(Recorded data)
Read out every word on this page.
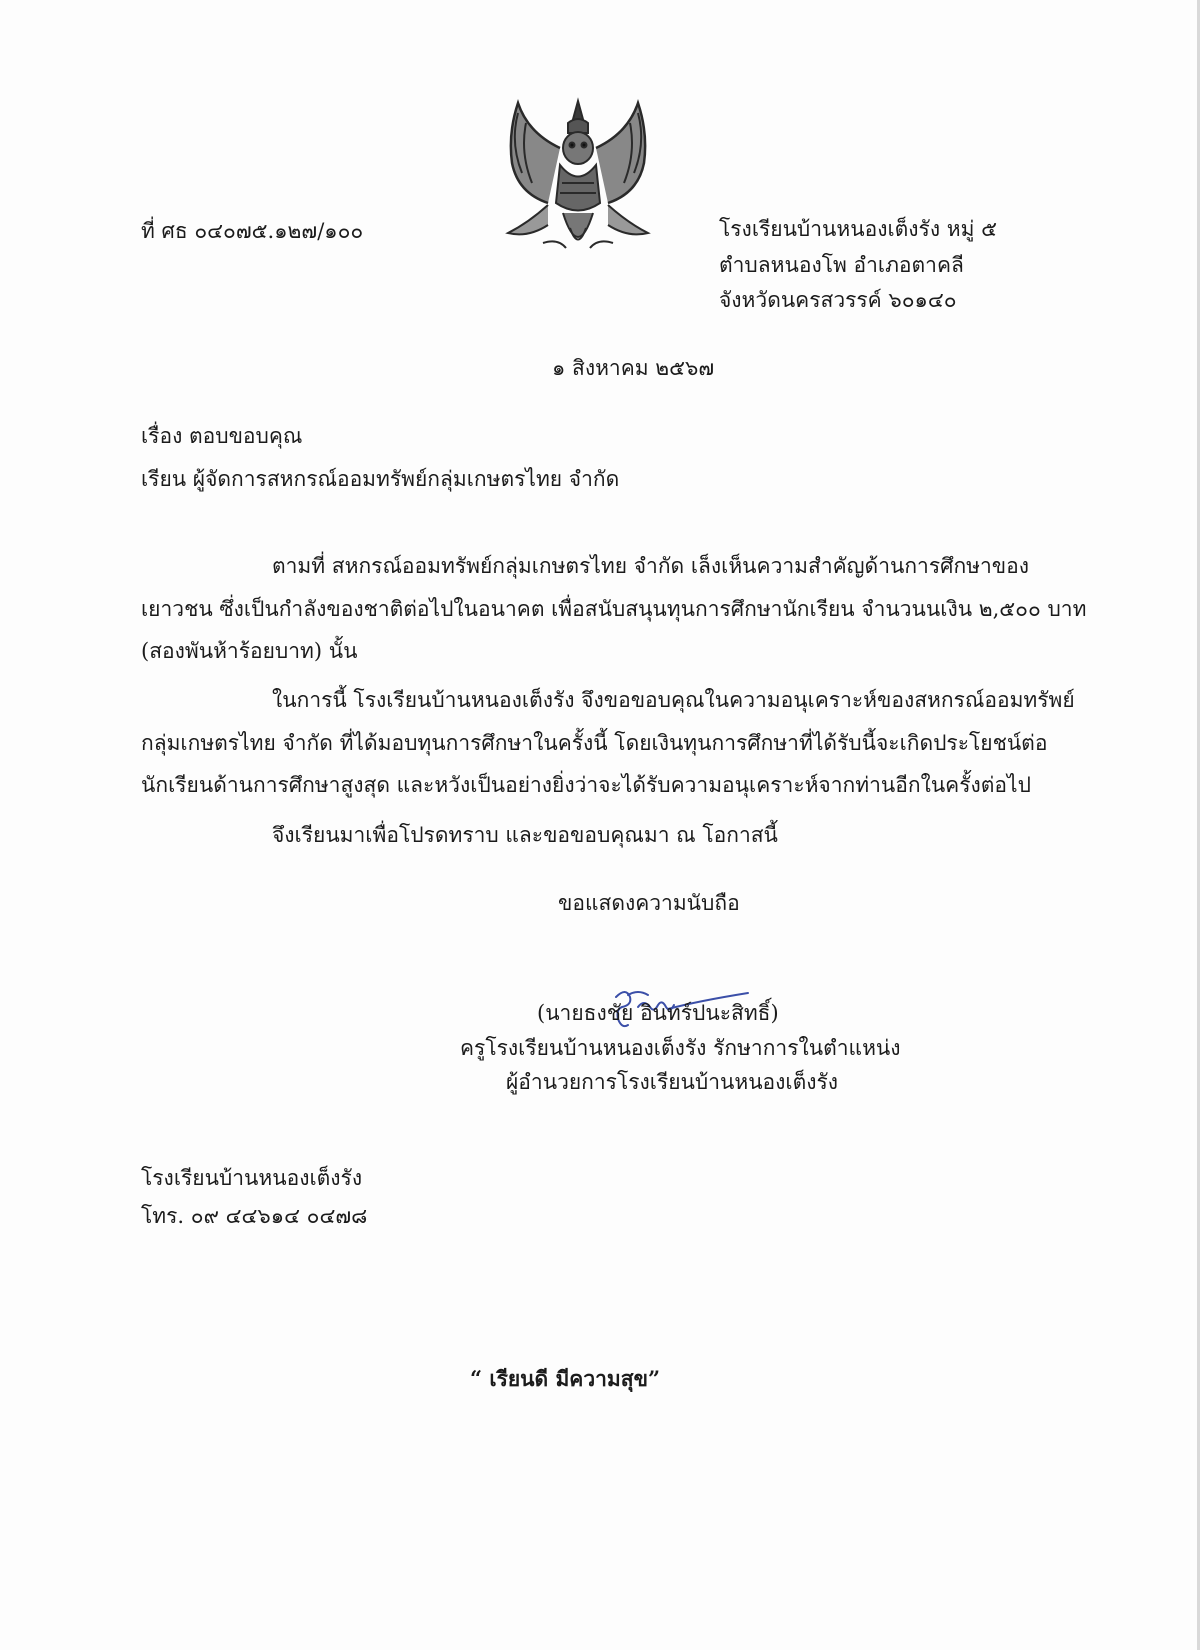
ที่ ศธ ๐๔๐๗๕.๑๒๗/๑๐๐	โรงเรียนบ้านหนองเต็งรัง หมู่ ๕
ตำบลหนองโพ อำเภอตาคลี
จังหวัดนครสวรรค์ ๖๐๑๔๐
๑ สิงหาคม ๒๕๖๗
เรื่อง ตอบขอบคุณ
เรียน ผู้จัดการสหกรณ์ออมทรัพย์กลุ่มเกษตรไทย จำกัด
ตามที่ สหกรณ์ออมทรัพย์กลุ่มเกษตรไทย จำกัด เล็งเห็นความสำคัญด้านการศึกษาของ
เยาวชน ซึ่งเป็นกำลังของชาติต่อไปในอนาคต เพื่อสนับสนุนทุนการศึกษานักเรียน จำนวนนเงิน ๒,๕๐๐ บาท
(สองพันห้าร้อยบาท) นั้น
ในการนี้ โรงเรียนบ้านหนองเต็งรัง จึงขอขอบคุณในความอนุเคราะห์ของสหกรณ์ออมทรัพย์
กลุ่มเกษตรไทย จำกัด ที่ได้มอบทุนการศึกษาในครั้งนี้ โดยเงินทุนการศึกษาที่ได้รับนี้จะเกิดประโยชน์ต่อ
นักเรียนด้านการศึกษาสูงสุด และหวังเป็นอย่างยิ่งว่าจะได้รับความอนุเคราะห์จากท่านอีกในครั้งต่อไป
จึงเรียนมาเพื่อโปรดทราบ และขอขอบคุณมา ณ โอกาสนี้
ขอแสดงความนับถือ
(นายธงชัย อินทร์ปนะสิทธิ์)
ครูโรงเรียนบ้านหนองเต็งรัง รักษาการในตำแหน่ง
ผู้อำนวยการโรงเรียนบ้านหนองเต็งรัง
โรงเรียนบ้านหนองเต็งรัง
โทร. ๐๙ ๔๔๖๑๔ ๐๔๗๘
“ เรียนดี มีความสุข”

* * *

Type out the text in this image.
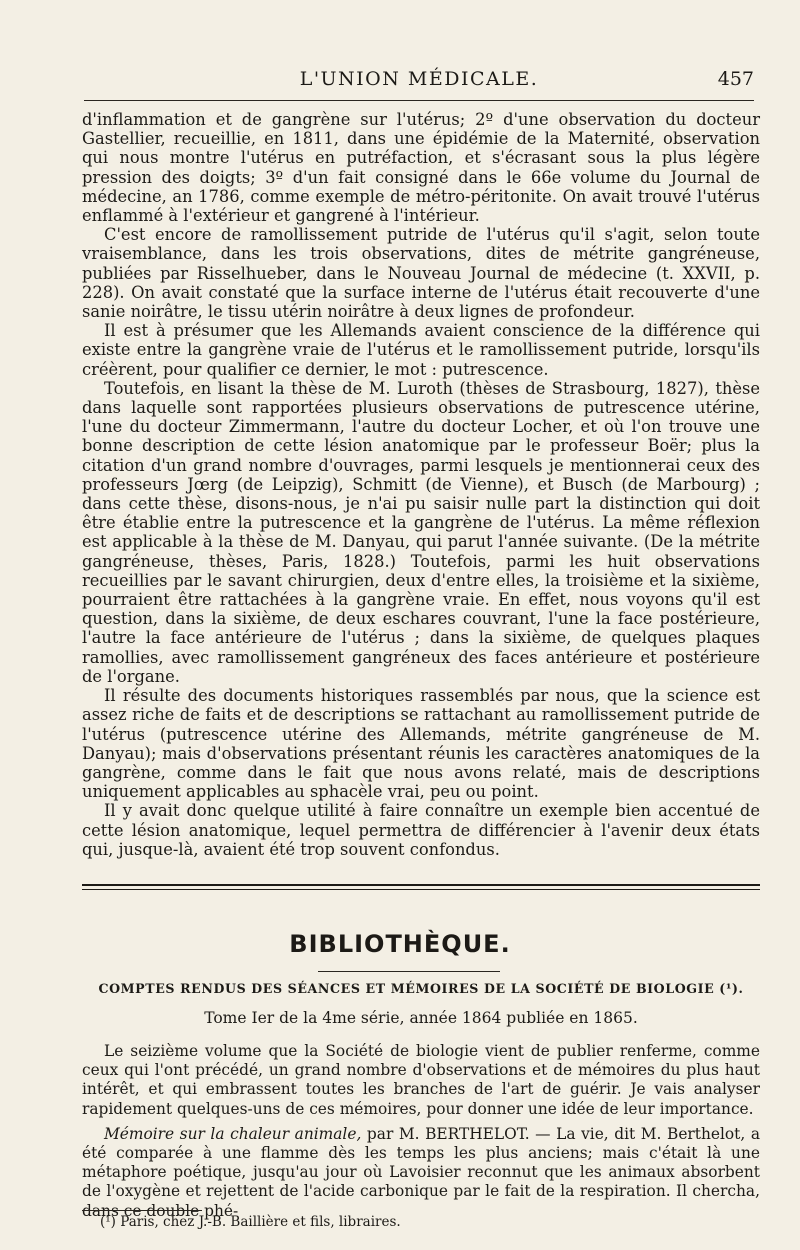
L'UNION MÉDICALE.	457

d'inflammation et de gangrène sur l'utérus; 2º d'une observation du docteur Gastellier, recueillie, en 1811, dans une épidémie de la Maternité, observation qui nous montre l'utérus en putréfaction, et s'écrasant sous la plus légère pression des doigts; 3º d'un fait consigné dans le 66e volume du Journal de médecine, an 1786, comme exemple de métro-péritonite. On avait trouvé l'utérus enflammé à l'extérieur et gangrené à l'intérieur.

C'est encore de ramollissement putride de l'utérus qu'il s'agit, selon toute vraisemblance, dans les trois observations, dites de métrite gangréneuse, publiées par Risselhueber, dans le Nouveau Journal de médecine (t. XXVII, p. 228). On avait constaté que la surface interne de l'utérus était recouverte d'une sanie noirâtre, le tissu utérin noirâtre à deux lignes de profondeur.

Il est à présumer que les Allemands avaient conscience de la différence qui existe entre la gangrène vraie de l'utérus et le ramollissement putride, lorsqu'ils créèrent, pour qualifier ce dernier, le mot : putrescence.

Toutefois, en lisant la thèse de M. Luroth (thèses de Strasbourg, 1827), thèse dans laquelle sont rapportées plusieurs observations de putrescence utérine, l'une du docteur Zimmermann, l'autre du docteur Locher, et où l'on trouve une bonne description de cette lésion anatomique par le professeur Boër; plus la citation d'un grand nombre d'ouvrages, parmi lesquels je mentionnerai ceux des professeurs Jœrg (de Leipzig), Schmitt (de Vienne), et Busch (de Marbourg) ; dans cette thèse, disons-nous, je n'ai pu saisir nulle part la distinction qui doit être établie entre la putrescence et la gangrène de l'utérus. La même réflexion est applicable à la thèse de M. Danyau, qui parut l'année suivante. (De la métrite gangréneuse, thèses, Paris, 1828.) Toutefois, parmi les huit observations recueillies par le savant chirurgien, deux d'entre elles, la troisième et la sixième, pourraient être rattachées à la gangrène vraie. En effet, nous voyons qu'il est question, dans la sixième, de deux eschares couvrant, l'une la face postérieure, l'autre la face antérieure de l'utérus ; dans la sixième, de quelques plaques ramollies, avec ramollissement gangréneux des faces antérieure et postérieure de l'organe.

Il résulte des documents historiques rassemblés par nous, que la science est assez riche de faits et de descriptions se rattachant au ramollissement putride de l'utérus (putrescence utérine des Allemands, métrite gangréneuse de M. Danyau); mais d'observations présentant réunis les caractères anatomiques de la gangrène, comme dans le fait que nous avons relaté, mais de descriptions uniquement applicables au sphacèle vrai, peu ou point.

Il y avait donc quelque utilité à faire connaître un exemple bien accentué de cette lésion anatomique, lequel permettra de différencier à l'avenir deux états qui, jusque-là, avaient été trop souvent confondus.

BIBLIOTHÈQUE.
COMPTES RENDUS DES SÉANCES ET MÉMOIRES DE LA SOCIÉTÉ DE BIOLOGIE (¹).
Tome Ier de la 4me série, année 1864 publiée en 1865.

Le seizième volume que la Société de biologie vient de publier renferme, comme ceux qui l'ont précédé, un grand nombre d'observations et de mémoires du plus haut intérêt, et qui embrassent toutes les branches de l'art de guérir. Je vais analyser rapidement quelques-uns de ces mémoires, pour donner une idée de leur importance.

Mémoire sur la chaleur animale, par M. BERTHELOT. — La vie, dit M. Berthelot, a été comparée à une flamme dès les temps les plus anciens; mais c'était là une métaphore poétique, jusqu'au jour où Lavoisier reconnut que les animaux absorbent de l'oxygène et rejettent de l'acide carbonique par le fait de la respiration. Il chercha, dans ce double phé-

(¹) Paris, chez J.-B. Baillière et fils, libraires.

- _Exercise brief_
Copy every line of the records above that holds the word "านการศ".

- _Expected output_
ตามที่ สหกรณ์ออมทรัพย์กลุ่มเกษตรไทย จำกัด เล็งเห็นความสำคัญด้านการศึกษาของ
นักเรียนด้านการศึกษาสูงสุด และหวังเป็นอย่างยิ่งว่าจะได้รับความอนุเคราะห์จากท่านอีกในครั้งต่อไป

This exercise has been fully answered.